--- begin Text passage ---

So long as the Administrator, or its agents, acts in good faith and with due diligence the Fund assumes full responsibility and shall indemnify the Administrator and hold it harmless from and against any and all actions, suits and claims, whether groundless or otherwise, and from and against any and all losses, damages, costs, charges, reasonable counsel fees and disbursements, payments, expenses and liabilities (including reasonable investigation expenses) arising directly or indirectly from any action which the Administrator takes or does not take (i) at the request, on the direction of or in reliance on the advice of the Fund pursuant to this Agreement or (ii) upon oral or written instructions. The indemnity provision set forth herein shall survive the termination of this Agreement.

The Administrator may apply to the Fund at any time for instructions and may consult counsel for the Fund or its own counsel and with accountants and other experts with respect to any matter arising in connection with the Administrator's duties, and the Administrator shall not be liable or accountable for any action taken or omitted by it in good faith in accordance with the written opinion of such counsel, accountants or other experts.

Also, the Administrator shall be protected in acting upon any document which it reasonably believes to be genuine and to have been signed or presented by the proper person or persons. Nor shall the Administrator be held to have notice of any change of authority of any officers, employee or agent of the Fund until receipt of written notice thereof from the Fund.

ARTICLE 6. Confidentiality. The Administrator agrees on behalf of itself and its employees to treat confidentially all records and other information relative to the Fund and its prior, present or potential Shareholders and relative to the adviser and its prior, present or potential customers, except, after prior notification to and approval in writing by the Fund, which approval shall not be unreasonably withheld and may not be withheld where the Administrator may be exposed to civil or criminal contempt proceedings for failure to comply, when requested to divulge such information by duly constituted authorities, or when so requested by the Fund

ARTICLE 7. Compliance With Governmental Rules and Regulations. The Administrator undertakes to comply with all applicable requirements of the 1933 Act, the 1934 Act, the 1940 Act and any laws, rules and regulations of governmental authorities having jurisdiction with respect to the duties to be performed by the Administrator hereunder.

--- end Text passage ---

Required tasks ▸
1. Decide whether each statement agrees with the agreement excerpt, answering yes or no and quoting the words that settle it: (a) the indemnity provision continues after the Agreement ends; (b) the Administrator is treated as knowing of a change in a Fund officer's authority as soon as the change happens; (c) the Administrator may consult only counsel for the Fund.
2. Which Acts does the Administrator undertake to comply with under Article 7 of the agreement excerpt?
3. According to the agreement excerpt, in what situation may the Fund not withhold its approval for the Administrator to disclose confidential information?
The data after this point comes from a separate source.

--- begin Given entries ---

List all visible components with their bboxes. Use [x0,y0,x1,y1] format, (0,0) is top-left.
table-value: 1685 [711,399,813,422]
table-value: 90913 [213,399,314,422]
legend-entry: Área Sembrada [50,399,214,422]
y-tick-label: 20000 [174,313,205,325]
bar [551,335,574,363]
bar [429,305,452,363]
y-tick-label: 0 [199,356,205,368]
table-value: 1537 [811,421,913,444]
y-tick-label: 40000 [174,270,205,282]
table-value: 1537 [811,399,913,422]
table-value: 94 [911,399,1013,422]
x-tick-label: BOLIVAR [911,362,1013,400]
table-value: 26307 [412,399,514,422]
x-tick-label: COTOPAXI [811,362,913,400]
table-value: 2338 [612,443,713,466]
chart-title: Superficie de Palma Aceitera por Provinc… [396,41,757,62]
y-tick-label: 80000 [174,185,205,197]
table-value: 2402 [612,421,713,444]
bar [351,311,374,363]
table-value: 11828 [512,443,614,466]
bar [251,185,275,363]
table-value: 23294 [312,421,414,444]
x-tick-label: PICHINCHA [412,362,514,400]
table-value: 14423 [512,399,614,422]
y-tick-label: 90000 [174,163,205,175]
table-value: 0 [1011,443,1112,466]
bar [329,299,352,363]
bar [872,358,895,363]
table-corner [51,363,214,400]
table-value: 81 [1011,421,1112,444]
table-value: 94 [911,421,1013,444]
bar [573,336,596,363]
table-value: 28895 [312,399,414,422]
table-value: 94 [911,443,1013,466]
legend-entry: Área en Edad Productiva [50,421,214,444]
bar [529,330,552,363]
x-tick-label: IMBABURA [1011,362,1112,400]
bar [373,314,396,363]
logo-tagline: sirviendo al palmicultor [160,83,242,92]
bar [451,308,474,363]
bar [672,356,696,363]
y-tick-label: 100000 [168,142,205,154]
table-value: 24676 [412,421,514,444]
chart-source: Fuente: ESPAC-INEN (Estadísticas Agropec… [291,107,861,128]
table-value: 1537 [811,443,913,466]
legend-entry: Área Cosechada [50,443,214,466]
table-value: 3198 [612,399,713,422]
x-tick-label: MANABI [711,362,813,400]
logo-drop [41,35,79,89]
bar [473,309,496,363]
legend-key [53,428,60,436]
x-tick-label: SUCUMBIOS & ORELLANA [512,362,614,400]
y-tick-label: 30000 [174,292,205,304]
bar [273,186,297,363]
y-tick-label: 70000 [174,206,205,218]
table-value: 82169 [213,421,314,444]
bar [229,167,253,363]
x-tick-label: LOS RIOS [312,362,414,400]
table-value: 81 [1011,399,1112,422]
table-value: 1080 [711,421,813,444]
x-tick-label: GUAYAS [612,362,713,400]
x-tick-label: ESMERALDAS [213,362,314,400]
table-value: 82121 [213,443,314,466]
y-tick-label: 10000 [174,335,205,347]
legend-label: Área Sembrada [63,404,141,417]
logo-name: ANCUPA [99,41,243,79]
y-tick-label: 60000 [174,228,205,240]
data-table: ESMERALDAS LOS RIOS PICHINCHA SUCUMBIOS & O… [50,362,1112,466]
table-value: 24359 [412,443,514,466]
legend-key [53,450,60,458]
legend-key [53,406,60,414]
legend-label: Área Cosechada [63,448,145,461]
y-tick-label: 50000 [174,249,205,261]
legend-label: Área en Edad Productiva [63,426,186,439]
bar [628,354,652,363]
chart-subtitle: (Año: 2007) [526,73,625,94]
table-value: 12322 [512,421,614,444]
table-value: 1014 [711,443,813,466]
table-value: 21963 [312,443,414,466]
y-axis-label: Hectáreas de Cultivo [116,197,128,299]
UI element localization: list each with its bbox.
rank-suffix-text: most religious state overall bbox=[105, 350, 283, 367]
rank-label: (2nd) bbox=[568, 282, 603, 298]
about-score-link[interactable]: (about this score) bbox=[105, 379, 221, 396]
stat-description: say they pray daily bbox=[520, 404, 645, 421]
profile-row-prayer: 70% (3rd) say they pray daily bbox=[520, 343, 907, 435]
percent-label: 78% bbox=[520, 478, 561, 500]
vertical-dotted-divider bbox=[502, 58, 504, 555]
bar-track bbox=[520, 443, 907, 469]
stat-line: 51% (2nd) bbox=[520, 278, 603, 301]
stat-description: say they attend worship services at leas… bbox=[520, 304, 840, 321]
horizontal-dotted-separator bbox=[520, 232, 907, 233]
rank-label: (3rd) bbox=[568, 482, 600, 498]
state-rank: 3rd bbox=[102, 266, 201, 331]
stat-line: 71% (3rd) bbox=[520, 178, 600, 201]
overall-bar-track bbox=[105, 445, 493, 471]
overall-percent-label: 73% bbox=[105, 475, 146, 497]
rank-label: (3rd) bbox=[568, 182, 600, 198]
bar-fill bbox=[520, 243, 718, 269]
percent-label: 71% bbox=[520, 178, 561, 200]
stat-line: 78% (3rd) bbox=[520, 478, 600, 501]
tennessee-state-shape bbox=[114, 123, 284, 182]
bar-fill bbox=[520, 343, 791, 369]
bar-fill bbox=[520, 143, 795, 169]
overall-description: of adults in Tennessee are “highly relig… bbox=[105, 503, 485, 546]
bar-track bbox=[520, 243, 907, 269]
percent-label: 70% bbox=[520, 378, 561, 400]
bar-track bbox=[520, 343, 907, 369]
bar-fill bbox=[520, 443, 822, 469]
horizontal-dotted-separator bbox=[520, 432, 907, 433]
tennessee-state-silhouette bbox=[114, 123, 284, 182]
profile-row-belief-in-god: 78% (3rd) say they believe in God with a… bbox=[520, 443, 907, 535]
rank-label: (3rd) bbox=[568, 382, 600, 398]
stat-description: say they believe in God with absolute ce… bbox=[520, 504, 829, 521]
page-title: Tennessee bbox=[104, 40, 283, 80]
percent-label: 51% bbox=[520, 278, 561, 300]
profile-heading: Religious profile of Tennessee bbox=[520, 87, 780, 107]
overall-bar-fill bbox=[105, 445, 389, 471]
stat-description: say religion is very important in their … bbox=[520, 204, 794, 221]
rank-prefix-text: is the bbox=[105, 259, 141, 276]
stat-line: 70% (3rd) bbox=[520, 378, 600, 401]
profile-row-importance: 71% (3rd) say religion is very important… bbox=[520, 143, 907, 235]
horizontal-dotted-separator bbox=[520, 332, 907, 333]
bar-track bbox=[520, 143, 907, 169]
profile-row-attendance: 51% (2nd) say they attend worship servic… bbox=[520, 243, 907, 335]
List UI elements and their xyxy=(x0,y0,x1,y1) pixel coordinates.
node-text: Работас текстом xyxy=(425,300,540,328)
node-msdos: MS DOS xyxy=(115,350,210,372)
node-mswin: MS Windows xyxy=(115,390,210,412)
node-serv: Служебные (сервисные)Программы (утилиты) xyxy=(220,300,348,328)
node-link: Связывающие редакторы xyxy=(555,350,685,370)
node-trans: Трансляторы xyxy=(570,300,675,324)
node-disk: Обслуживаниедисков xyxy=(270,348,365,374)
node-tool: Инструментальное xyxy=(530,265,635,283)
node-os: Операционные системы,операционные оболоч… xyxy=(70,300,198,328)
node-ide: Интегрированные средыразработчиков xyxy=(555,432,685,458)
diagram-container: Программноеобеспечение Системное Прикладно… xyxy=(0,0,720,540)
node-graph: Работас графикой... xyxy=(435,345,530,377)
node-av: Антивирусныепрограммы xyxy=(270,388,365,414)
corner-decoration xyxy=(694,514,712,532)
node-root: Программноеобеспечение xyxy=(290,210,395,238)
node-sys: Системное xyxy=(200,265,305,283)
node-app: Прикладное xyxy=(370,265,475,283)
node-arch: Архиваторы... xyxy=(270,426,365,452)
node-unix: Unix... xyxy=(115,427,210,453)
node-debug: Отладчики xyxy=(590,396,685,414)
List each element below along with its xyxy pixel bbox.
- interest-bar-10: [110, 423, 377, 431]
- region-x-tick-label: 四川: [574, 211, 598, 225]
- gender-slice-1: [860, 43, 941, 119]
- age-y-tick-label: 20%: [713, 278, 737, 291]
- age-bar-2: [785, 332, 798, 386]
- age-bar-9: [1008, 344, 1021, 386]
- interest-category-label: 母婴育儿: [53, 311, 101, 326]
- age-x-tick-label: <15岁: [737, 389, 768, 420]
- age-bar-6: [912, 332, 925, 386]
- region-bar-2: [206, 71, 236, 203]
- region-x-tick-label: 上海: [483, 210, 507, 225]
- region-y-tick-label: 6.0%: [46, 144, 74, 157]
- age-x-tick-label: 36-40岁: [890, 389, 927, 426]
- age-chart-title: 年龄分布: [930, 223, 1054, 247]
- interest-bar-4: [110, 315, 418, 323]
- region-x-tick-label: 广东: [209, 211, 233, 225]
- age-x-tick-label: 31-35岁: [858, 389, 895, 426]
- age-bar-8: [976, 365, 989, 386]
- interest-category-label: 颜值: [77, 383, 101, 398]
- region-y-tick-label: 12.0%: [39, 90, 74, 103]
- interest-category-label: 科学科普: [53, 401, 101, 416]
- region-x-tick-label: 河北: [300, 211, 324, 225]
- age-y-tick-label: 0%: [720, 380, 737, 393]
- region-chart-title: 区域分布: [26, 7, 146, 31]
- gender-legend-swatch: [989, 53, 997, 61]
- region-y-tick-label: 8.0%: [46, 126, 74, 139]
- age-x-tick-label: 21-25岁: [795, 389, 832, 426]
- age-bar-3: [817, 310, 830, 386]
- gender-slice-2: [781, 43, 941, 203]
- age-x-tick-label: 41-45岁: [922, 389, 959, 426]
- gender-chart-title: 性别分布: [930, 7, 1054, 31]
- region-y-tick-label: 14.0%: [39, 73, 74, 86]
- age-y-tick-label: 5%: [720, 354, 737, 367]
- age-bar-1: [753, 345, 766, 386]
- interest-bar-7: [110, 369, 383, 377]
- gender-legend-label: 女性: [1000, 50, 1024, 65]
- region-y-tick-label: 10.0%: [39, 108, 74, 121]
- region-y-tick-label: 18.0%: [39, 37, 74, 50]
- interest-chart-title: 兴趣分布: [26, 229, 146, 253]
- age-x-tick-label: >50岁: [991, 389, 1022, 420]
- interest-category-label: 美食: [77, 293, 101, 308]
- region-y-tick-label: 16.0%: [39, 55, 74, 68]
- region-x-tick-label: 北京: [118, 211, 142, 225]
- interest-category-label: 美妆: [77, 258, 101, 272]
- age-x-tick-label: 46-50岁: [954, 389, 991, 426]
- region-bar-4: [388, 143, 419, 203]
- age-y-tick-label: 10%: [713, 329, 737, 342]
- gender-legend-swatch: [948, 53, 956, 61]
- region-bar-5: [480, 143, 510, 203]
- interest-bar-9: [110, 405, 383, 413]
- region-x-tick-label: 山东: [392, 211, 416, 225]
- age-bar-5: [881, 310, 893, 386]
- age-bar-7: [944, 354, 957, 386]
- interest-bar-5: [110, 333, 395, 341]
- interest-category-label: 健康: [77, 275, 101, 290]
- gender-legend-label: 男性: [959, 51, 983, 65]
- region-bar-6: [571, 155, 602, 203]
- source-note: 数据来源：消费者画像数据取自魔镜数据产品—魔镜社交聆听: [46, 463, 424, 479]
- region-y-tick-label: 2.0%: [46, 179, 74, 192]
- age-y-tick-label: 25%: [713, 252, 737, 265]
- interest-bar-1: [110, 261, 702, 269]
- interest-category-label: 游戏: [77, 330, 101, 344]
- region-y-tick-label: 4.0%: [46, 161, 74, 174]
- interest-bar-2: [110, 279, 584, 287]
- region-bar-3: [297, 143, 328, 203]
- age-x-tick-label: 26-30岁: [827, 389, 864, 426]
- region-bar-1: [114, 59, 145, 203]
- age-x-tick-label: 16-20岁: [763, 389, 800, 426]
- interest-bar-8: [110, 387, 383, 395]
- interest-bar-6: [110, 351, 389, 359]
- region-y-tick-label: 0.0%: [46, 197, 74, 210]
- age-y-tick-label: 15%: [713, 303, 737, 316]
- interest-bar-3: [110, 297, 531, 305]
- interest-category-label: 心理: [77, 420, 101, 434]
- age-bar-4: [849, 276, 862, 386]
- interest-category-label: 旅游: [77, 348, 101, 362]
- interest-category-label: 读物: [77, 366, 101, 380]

--- end Given entries ---

Written answers ▸
1.
(a) Yes: "The indemnity provision set forth herein shall survive the termination of this Agreement."
(b) No: "Nor shall the Administrator be held to have notice of any change of authority of any officers, employee or agent of the Fund until receipt of written notice thereof from the Fund."
(c) No: "may consult counsel for the Fund or its own counsel and with accountants and other experts"

2. The 1933 Act, the 1934 Act and the 1940 Act, along with any laws, rules and regulations of governmental authorities having jurisdiction over its duties.

3. The Fund may not withhold approval when the Administrator may be exposed to civil or criminal contempt proceedings for failing to comply with a request to disclose the information. In other cases, approval may still not be unreasonably withheld.